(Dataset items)
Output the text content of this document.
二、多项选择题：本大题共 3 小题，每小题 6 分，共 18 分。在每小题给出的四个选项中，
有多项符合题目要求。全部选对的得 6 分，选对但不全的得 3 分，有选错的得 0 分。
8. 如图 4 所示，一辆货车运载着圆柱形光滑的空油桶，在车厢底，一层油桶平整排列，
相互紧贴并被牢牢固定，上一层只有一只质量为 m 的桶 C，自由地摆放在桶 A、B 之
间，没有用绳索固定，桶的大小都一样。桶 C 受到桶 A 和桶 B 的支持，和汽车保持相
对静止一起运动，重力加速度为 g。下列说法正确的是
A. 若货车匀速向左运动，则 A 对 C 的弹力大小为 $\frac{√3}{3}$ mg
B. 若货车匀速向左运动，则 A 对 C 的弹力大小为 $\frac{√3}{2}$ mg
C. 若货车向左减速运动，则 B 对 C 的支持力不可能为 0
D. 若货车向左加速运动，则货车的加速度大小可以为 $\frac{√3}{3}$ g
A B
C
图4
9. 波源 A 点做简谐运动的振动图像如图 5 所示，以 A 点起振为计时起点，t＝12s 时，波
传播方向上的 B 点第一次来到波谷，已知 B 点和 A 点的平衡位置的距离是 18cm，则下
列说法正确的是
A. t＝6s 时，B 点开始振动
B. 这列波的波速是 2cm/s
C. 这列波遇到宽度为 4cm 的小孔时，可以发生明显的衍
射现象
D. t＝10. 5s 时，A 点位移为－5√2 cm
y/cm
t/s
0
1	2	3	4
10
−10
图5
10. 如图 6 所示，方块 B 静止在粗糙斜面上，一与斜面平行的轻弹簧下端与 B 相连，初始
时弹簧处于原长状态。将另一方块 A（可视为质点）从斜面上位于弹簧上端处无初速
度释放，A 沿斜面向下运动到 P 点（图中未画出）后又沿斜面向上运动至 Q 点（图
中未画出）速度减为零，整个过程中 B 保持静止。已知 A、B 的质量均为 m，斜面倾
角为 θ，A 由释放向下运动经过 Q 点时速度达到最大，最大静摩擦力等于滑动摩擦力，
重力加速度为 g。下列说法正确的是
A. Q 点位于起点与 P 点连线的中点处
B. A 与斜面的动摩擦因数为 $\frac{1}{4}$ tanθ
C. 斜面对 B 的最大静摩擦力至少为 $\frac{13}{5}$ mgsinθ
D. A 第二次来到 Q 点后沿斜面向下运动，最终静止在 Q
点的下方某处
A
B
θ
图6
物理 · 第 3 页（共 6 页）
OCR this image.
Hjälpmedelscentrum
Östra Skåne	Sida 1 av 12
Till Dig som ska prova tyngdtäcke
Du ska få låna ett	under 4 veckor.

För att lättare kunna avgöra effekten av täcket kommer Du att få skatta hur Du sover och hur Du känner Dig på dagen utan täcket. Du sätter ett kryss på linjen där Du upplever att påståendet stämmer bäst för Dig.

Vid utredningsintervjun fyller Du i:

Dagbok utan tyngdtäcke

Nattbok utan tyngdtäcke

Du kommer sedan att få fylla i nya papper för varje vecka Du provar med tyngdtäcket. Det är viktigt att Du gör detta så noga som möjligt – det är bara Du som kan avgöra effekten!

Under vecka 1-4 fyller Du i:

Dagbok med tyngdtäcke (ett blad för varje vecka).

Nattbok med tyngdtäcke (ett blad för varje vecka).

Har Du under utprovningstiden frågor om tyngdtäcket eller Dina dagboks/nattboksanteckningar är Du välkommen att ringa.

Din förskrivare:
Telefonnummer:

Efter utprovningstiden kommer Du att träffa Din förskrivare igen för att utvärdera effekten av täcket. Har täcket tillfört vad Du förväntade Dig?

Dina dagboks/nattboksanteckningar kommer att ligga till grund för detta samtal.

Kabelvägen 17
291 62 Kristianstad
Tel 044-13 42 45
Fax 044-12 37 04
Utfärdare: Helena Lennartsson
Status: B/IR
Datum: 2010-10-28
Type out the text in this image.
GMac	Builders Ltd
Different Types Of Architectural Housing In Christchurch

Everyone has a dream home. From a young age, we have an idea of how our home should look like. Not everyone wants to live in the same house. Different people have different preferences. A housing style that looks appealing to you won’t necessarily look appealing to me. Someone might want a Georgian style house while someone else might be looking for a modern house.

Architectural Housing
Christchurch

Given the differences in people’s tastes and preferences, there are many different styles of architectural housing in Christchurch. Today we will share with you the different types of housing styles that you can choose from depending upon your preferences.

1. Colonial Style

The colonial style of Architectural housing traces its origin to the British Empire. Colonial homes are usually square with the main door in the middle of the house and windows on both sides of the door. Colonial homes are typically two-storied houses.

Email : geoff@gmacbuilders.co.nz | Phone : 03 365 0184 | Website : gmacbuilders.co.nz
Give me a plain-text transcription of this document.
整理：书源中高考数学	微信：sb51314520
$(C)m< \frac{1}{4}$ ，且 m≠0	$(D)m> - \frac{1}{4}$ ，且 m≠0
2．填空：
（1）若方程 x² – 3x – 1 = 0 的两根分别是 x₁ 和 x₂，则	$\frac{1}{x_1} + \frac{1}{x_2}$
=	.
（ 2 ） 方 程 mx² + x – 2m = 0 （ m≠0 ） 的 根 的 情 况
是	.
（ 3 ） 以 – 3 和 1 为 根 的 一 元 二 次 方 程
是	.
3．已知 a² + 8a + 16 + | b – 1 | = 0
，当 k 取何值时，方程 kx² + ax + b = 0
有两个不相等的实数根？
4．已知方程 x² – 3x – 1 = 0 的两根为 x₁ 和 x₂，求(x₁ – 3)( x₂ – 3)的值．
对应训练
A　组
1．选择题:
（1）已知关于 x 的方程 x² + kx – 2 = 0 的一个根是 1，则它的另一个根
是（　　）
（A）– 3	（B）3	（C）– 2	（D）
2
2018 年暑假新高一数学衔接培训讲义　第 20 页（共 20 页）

> [WHAT TO PRODUCE] Of the lines in this material, state how many hold the string "Colonial". Write no other words.

> [ANSWER TO THIS EXERCISE] 2